◆ **EXERCISE**:
Spot each line that carries the word "compare"; copy those lines.

◆ **EXTRACTED ENTRIES**:
== == ==
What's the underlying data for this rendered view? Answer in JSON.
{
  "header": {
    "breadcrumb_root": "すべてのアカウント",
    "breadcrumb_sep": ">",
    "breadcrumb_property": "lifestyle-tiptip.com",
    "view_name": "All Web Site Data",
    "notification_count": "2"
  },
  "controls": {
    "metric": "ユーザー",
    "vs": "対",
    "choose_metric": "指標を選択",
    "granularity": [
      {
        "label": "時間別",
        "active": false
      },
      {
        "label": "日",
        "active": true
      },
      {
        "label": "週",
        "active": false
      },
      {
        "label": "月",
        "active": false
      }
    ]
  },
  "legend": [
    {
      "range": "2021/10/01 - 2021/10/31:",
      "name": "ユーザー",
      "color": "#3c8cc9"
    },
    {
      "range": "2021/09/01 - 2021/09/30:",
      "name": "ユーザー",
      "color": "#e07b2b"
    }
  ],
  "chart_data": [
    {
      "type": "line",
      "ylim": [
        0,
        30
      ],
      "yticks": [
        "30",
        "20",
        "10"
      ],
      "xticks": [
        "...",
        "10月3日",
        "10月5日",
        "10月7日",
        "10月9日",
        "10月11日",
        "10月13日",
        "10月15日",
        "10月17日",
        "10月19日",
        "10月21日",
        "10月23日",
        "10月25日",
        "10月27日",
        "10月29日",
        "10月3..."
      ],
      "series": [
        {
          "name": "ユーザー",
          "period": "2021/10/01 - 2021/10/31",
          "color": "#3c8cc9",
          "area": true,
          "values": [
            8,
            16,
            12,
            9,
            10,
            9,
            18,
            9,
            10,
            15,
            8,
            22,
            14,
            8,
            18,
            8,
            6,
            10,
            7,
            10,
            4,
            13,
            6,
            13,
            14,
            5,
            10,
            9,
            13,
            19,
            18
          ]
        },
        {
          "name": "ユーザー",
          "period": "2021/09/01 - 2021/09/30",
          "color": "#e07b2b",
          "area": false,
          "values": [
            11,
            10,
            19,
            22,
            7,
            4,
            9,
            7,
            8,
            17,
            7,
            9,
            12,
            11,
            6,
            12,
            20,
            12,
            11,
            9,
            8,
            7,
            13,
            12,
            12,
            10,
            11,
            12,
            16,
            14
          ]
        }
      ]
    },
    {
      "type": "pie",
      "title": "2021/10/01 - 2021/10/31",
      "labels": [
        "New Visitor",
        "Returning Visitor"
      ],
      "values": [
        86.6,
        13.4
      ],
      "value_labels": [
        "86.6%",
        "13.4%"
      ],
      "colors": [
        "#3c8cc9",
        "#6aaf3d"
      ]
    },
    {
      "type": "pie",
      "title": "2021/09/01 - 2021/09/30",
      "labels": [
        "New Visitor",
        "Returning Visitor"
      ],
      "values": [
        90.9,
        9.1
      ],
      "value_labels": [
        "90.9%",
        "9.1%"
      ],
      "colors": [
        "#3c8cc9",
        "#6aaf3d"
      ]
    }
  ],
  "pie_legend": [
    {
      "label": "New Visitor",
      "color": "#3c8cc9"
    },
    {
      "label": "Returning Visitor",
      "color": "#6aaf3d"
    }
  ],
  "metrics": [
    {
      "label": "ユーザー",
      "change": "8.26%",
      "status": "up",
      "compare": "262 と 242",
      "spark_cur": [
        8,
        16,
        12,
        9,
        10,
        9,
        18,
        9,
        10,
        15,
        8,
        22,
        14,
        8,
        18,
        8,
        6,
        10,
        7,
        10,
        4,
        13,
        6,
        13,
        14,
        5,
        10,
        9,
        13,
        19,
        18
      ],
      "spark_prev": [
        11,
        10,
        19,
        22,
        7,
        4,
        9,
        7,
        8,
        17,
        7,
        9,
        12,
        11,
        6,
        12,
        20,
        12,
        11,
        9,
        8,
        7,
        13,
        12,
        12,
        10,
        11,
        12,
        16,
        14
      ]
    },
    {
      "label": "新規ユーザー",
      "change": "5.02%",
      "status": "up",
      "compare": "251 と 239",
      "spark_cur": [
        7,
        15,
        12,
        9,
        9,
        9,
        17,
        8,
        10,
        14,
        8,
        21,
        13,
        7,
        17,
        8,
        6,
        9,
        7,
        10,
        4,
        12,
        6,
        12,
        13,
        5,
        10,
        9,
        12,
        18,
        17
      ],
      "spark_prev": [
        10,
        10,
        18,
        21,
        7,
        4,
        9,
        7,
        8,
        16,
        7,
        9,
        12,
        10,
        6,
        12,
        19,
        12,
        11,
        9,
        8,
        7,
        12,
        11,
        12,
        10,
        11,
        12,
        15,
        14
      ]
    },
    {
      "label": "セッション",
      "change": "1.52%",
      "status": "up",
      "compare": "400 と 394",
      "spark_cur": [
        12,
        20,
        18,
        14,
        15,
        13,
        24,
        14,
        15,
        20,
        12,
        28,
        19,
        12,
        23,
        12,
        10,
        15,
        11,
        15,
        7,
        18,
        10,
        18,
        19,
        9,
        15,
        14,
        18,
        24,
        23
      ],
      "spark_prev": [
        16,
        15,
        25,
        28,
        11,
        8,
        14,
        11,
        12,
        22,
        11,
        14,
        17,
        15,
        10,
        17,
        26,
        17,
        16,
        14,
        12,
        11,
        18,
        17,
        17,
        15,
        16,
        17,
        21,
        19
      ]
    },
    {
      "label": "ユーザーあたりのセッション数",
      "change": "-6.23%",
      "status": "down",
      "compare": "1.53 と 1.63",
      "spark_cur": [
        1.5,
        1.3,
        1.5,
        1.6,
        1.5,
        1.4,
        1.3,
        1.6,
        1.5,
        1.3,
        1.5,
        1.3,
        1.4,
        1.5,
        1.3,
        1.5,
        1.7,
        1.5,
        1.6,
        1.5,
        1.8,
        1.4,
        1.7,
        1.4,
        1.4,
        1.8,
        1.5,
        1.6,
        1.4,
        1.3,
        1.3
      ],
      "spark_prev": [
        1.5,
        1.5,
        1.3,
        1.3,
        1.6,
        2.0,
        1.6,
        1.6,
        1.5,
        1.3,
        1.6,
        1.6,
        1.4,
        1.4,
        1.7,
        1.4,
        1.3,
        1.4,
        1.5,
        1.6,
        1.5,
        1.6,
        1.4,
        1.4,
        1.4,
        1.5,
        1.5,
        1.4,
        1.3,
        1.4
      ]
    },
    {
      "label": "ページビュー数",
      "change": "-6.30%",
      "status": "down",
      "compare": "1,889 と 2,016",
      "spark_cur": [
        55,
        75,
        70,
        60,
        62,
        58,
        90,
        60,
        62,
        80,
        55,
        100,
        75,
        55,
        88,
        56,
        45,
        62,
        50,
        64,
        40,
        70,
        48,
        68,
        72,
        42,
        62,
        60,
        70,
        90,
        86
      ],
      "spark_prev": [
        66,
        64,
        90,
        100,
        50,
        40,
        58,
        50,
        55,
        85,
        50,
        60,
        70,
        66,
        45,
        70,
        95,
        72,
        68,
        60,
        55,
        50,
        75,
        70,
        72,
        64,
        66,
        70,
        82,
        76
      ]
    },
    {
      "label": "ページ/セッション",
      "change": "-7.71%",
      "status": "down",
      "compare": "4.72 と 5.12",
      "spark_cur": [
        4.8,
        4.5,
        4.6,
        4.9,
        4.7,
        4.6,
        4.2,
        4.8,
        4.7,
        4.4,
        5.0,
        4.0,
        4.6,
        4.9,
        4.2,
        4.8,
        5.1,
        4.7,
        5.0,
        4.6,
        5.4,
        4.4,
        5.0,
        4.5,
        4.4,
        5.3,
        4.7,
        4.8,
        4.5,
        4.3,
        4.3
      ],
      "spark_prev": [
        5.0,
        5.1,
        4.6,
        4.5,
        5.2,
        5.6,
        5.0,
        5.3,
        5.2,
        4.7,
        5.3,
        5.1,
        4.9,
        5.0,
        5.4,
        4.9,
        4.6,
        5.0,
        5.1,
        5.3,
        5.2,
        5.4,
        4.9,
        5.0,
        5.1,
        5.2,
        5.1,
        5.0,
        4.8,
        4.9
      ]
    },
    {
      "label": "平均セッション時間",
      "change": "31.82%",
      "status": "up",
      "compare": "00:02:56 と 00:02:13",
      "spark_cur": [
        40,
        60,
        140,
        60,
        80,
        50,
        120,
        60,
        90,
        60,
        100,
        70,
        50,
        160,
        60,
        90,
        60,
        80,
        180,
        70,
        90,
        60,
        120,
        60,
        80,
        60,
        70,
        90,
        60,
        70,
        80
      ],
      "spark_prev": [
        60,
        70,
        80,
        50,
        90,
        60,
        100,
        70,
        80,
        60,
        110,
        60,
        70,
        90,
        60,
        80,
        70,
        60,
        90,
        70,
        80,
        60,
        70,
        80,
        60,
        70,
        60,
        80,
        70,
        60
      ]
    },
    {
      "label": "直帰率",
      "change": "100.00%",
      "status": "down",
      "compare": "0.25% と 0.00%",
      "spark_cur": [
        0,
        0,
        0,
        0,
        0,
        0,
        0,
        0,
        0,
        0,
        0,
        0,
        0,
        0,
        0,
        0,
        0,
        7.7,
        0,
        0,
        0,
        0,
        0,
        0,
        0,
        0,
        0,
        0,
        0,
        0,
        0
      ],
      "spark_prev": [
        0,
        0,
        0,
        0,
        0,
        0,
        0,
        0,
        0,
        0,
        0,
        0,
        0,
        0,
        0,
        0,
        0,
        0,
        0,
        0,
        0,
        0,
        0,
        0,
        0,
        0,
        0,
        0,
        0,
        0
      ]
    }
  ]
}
== == ==
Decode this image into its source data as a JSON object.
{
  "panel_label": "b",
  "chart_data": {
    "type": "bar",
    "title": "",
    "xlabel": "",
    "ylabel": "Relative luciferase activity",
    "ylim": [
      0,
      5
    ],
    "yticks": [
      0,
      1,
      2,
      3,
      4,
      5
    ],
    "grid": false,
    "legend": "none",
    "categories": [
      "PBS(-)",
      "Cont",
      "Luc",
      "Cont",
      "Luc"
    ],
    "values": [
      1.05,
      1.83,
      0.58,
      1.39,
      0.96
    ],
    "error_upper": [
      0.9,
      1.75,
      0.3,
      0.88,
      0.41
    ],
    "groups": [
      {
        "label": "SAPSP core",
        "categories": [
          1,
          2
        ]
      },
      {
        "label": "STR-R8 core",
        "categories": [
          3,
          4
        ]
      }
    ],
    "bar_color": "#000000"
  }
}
== == ==
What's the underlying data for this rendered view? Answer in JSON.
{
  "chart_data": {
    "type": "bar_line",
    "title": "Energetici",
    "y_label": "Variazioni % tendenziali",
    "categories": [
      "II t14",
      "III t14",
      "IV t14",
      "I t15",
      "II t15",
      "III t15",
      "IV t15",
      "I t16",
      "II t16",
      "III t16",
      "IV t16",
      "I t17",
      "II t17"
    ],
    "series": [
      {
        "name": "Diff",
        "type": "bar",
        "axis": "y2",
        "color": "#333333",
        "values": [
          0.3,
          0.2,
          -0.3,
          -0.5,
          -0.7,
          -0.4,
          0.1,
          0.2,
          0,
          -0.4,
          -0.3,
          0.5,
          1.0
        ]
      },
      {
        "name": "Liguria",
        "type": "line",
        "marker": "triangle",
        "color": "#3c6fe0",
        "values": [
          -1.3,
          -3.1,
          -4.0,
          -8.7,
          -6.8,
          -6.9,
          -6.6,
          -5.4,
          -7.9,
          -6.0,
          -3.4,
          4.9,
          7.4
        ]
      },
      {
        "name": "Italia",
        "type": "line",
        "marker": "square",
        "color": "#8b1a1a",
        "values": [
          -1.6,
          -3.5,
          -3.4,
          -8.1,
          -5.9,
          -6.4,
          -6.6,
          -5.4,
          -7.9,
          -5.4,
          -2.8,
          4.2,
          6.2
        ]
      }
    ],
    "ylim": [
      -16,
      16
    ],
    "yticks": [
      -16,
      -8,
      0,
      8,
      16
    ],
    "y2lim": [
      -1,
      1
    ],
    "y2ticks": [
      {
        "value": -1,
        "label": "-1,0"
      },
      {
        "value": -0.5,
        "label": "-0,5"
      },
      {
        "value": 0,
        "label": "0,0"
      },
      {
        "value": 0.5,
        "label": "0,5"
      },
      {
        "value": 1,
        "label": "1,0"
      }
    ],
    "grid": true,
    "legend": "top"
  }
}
== == ==
◆ **THE COMPLETED TASK**:
      "compare": "262 と 242",
      "compare": "251 と 239",
      "compare": "400 と 394",
      "compare": "1.53 と 1.63",
      "compare": "1,889 と 2,016",
      "compare": "4.72 と 5.12",
      "compare": "00:02:56 と 00:02:13",
      "compare": "0.25% と 0.00%",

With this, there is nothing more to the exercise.